**THE PROBLEM:**
The records that follow are to be repeated without alteration.

**DATASET ENTRIES:**
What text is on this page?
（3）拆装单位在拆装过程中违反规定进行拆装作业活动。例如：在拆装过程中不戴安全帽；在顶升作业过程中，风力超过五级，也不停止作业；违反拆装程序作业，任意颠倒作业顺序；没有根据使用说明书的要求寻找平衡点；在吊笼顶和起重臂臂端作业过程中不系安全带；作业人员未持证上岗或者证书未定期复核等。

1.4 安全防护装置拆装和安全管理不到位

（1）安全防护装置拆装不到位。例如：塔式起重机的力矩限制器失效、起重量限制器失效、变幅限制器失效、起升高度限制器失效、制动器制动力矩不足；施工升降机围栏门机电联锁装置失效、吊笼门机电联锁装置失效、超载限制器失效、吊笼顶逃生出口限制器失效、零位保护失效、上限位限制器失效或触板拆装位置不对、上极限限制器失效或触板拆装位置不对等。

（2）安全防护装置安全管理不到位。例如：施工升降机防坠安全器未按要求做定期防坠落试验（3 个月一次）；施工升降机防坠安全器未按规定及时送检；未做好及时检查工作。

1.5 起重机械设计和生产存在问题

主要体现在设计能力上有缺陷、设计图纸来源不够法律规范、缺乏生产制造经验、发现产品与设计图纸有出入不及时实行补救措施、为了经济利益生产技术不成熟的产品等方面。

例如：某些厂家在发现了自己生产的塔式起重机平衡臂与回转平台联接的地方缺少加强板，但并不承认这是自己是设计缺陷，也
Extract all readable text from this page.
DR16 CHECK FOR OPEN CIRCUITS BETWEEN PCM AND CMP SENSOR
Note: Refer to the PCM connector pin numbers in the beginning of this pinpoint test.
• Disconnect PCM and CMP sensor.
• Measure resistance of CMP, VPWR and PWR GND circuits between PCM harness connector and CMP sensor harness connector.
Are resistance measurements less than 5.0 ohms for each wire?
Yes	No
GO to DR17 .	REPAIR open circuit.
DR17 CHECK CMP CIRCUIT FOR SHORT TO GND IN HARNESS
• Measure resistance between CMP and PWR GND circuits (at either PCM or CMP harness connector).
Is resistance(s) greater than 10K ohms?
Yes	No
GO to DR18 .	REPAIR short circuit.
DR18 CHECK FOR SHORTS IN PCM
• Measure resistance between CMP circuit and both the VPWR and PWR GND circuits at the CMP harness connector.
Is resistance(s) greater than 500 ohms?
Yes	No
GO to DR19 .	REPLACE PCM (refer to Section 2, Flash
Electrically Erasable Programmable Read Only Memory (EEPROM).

**RESULT FOR THIS TASK:**
What text is on this page?
（3）拆装单位在拆装过程中违反规定进行拆装作业活动。例如：在拆装过程中不戴安全帽；在顶升作业过程中，风力超过五级，也不停止作业；违反拆装程序作业，任意颠倒作业顺序；没有根据使用说明书的要求寻找平衡点；在吊笼顶和起重臂臂端作业过程中不系安全带；作业人员未持证上岗或者证书未定期复核等。

1.4 安全防护装置拆装和安全管理不到位

（1）安全防护装置拆装不到位。例如：塔式起重机的力矩限制器失效、起重量限制器失效、变幅限制器失效、起升高度限制器失效、制动器制动力矩不足；施工升降机围栏门机电联锁装置失效、吊笼门机电联锁装置失效、超载限制器失效、吊笼顶逃生出口限制器失效、零位保护失效、上限位限制器失效或触板拆装位置不对、上极限限制器失效或触板拆装位置不对等。

（2）安全防护装置安全管理不到位。例如：施工升降机防坠安全器未按要求做定期防坠落试验（3 个月一次）；施工升降机防坠安全器未按规定及时送检；未做好及时检查工作。

1.5 起重机械设计和生产存在问题

主要体现在设计能力上有缺陷、设计图纸来源不够法律规范、缺乏生产制造经验、发现产品与设计图纸有出入不及时实行补救措施、为了经济利益生产技术不成熟的产品等方面。

例如：某些厂家在发现了自己生产的塔式起重机平衡臂与回转平台联接的地方缺少加强板，但并不承认这是自己是设计缺陷，也
Extract all readable text from this page.
DR16 CHECK FOR OPEN CIRCUITS BETWEEN PCM AND CMP SENSOR
Note: Refer to the PCM connector pin numbers in the beginning of this pinpoint test.
• Disconnect PCM and CMP sensor.
• Measure resistance of CMP, VPWR and PWR GND circuits between PCM harness connector and CMP sensor harness connector.
Are resistance measurements less than 5.0 ohms for each wire?
Yes	No
GO to DR17 .	REPAIR open circuit.
DR17 CHECK CMP CIRCUIT FOR SHORT TO GND IN HARNESS
• Measure resistance between CMP and PWR GND circuits (at either PCM or CMP harness connector).
Is resistance(s) greater than 10K ohms?
Yes	No
GO to DR18 .	REPAIR short circuit.
DR18 CHECK FOR SHORTS IN PCM
• Measure resistance between CMP circuit and both the VPWR and PWR GND circuits at the CMP harness connector.
Is resistance(s) greater than 500 ohms?
Yes	No
GO to DR19 .	REPLACE PCM (refer to Section 2, Flash
Electrically Erasable Programmable Read Only Memory (EEPROM).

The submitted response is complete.